§ **Given problem**
What number of lines contain the word "content"? Reply with the number and nothing else.

● ● ● ●

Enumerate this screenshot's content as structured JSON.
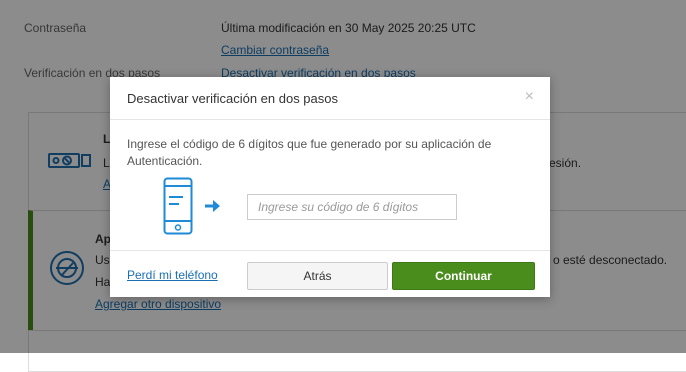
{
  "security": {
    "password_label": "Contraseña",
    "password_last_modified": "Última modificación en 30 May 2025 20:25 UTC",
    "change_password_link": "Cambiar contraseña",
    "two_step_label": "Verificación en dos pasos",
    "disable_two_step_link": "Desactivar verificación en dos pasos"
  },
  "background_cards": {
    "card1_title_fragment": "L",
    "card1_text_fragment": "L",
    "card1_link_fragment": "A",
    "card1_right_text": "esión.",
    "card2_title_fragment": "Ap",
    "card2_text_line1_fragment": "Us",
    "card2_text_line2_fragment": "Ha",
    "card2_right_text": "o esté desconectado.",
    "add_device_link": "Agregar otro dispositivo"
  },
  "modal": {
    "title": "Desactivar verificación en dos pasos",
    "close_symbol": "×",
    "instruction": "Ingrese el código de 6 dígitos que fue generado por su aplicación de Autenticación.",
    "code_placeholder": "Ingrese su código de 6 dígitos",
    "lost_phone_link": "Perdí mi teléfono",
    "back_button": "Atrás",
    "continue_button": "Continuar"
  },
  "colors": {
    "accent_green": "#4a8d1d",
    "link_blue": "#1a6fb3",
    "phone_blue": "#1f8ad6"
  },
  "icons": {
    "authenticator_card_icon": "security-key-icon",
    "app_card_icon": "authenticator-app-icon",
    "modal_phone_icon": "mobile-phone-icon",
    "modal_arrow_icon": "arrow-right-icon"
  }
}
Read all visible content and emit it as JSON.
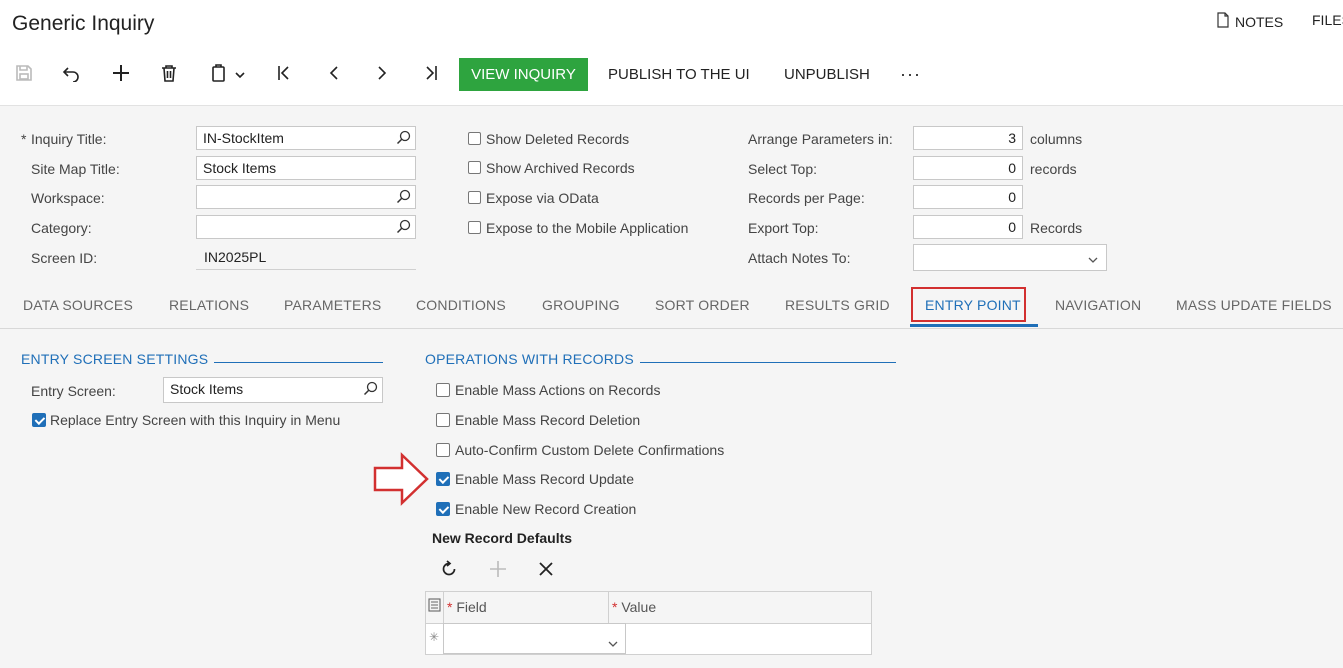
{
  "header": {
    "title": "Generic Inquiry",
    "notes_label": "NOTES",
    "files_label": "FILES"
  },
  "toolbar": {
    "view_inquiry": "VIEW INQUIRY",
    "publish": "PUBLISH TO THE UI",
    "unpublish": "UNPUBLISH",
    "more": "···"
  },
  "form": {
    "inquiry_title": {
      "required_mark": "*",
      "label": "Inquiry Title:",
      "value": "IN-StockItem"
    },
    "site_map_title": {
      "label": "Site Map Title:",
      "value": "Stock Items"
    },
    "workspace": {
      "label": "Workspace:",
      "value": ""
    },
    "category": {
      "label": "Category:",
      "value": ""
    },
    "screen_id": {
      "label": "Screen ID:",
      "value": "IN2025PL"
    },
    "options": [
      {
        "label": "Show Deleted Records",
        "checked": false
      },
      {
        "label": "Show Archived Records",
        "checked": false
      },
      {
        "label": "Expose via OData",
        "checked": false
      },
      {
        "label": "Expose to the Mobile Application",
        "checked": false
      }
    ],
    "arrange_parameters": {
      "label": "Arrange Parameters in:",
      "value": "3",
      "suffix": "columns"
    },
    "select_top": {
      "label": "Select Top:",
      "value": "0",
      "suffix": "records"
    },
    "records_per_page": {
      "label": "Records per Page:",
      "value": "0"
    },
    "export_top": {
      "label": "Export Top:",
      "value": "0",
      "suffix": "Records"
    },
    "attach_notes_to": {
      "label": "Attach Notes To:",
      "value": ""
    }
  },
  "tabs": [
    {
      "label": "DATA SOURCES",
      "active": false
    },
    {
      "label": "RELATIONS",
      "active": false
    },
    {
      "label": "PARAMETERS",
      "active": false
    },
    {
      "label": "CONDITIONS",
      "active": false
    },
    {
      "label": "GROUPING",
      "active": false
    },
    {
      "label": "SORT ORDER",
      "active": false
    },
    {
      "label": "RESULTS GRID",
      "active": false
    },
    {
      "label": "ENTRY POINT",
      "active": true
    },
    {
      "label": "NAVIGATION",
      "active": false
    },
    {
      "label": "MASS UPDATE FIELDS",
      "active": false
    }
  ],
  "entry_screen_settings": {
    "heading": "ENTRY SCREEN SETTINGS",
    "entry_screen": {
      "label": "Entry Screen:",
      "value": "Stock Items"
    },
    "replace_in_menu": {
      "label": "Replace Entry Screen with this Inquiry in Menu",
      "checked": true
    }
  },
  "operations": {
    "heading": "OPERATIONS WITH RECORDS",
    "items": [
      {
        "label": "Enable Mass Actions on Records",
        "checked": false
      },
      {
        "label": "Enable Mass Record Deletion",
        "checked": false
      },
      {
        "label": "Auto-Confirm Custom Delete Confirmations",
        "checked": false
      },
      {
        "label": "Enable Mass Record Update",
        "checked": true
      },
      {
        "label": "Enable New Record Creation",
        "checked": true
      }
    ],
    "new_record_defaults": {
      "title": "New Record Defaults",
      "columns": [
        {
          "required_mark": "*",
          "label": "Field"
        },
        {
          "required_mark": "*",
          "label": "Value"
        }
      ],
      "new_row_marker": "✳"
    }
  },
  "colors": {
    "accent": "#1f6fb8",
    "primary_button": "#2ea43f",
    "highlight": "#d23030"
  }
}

● ● ● ●

§ **Task response**
2